* start DATASET *

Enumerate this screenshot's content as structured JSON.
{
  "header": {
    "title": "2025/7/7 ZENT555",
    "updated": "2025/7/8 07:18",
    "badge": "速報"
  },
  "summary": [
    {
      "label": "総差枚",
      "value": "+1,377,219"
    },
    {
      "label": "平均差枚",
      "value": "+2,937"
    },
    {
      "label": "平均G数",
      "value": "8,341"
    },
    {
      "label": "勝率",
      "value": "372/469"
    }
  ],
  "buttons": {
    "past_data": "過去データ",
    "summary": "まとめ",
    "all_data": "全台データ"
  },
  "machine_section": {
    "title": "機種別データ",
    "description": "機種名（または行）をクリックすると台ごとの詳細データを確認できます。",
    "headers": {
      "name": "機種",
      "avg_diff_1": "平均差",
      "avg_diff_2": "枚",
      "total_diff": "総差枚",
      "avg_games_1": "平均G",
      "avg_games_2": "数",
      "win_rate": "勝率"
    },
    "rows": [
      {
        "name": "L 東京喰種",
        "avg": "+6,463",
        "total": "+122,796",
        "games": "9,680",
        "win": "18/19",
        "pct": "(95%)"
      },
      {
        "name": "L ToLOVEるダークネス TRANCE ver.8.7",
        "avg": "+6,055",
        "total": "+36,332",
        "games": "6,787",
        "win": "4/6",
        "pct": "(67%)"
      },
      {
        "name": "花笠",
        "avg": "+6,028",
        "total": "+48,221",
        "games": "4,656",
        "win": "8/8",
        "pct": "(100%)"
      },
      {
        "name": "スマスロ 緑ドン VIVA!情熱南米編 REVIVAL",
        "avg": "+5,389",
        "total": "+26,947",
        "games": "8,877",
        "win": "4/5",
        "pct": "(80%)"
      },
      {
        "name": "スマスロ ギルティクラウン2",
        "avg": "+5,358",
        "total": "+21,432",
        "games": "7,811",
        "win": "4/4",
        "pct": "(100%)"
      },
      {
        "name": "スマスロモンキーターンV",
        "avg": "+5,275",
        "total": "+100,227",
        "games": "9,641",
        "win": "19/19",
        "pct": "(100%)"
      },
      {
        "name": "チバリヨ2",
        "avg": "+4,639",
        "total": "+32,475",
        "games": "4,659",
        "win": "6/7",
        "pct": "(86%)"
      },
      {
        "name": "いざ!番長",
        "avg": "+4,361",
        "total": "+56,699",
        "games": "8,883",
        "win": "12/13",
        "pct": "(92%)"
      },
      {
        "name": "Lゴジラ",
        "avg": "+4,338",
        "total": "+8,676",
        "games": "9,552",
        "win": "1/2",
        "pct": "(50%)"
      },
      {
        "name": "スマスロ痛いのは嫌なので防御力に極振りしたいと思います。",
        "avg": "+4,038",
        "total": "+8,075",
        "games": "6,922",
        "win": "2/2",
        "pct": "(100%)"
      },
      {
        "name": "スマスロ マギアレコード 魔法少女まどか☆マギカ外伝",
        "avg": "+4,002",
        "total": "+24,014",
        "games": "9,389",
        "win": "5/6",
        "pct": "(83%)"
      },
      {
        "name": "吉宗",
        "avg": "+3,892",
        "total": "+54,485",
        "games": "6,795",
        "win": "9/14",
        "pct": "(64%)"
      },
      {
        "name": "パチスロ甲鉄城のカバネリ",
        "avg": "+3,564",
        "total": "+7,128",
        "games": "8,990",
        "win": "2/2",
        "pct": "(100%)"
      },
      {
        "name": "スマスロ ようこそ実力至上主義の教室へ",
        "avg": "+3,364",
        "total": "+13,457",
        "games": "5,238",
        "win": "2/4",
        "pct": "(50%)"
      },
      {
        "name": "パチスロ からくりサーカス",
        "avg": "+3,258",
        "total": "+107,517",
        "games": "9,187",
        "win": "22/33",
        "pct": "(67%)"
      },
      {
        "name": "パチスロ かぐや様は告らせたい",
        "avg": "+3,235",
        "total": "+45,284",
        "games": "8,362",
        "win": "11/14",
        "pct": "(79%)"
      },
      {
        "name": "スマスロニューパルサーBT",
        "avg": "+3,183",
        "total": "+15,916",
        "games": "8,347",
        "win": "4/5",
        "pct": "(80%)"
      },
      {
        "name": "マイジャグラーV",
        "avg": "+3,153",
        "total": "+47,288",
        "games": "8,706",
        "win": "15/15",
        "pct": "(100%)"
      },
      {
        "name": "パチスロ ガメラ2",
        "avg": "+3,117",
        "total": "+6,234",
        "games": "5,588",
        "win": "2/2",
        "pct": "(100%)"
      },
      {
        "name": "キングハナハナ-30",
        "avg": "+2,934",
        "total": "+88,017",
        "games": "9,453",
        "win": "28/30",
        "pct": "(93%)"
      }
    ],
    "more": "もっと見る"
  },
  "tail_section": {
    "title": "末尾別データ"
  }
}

* end DATASET *

## EXERCISE INSTRUCTIONS
Exact output of every entry is required.

## SOLUTION TO THE EXERCISE
Enumerate this screenshot's content as structured JSON.
{
  "header": {
    "title": "2025/7/7 ZENT555",
    "updated": "2025/7/8 07:18",
    "badge": "速報"
  },
  "summary": [
    {
      "label": "総差枚",
      "value": "+1,377,219"
    },
    {
      "label": "平均差枚",
      "value": "+2,937"
    },
    {
      "label": "平均G数",
      "value": "8,341"
    },
    {
      "label": "勝率",
      "value": "372/469"
    }
  ],
  "buttons": {
    "past_data": "過去データ",
    "summary": "まとめ",
    "all_data": "全台データ"
  },
  "machine_section": {
    "title": "機種別データ",
    "description": "機種名（または行）をクリックすると台ごとの詳細データを確認できます。",
    "headers": {
      "name": "機種",
      "avg_diff_1": "平均差",
      "avg_diff_2": "枚",
      "total_diff": "総差枚",
      "avg_games_1": "平均G",
      "avg_games_2": "数",
      "win_rate": "勝率"
    },
    "rows": [
      {
        "name": "L 東京喰種",
        "avg": "+6,463",
        "total": "+122,796",
        "games": "9,680",
        "win": "18/19",
        "pct": "(95%)"
      },
      {
        "name": "L ToLOVEるダークネス TRANCE ver.8.7",
        "avg": "+6,055",
        "total": "+36,332",
        "games": "6,787",
        "win": "4/6",
        "pct": "(67%)"
      },
      {
        "name": "花笠",
        "avg": "+6,028",
        "total": "+48,221",
        "games": "4,656",
        "win": "8/8",
        "pct": "(100%)"
      },
      {
        "name": "スマスロ 緑ドン VIVA!情熱南米編 REVIVAL",
        "avg": "+5,389",
        "total": "+26,947",
        "games": "8,877",
        "win": "4/5",
        "pct": "(80%)"
      },
      {
        "name": "スマスロ ギルティクラウン2",
        "avg": "+5,358",
        "total": "+21,432",
        "games": "7,811",
        "win": "4/4",
        "pct": "(100%)"
      },
      {
        "name": "スマスロモンキーターンV",
        "avg": "+5,275",
        "total": "+100,227",
        "games": "9,641",
        "win": "19/19",
        "pct": "(100%)"
      },
      {
        "name": "チバリヨ2",
        "avg": "+4,639",
        "total": "+32,475",
        "games": "4,659",
        "win": "6/7",
        "pct": "(86%)"
      },
      {
        "name": "いざ!番長",
        "avg": "+4,361",
        "total": "+56,699",
        "games": "8,883",
        "win": "12/13",
        "pct": "(92%)"
      },
      {
        "name": "Lゴジラ",
        "avg": "+4,338",
        "total": "+8,676",
        "games": "9,552",
        "win": "1/2",
        "pct": "(50%)"
      },
      {
        "name": "スマスロ痛いのは嫌なので防御力に極振りしたいと思います。",
        "avg": "+4,038",
        "total": "+8,075",
        "games": "6,922",
        "win": "2/2",
        "pct": "(100%)"
      },
      {
        "name": "スマスロ マギアレコード 魔法少女まどか☆マギカ外伝",
        "avg": "+4,002",
        "total": "+24,014",
        "games": "9,389",
        "win": "5/6",
        "pct": "(83%)"
      },
      {
        "name": "吉宗",
        "avg": "+3,892",
        "total": "+54,485",
        "games": "6,795",
        "win": "9/14",
        "pct": "(64%)"
      },
      {
        "name": "パチスロ甲鉄城のカバネリ",
        "avg": "+3,564",
        "total": "+7,128",
        "games": "8,990",
        "win": "2/2",
        "pct": "(100%)"
      },
      {
        "name": "スマスロ ようこそ実力至上主義の教室へ",
        "avg": "+3,364",
        "total": "+13,457",
        "games": "5,238",
        "win": "2/4",
        "pct": "(50%)"
      },
      {
        "name": "パチスロ からくりサーカス",
        "avg": "+3,258",
        "total": "+107,517",
        "games": "9,187",
        "win": "22/33",
        "pct": "(67%)"
      },
      {
        "name": "パチスロ かぐや様は告らせたい",
        "avg": "+3,235",
        "total": "+45,284",
        "games": "8,362",
        "win": "11/14",
        "pct": "(79%)"
      },
      {
        "name": "スマスロニューパルサーBT",
        "avg": "+3,183",
        "total": "+15,916",
        "games": "8,347",
        "win": "4/5",
        "pct": "(80%)"
      },
      {
        "name": "マイジャグラーV",
        "avg": "+3,153",
        "total": "+47,288",
        "games": "8,706",
        "win": "15/15",
        "pct": "(100%)"
      },
      {
        "name": "パチスロ ガメラ2",
        "avg": "+3,117",
        "total": "+6,234",
        "games": "5,588",
        "win": "2/2",
        "pct": "(100%)"
      },
      {
        "name": "キングハナハナ-30",
        "avg": "+2,934",
        "total": "+88,017",
        "games": "9,453",
        "win": "28/30",
        "pct": "(93%)"
      }
    ],
    "more": "もっと見る"
  },
  "tail_section": {
    "title": "末尾別データ"
  }
}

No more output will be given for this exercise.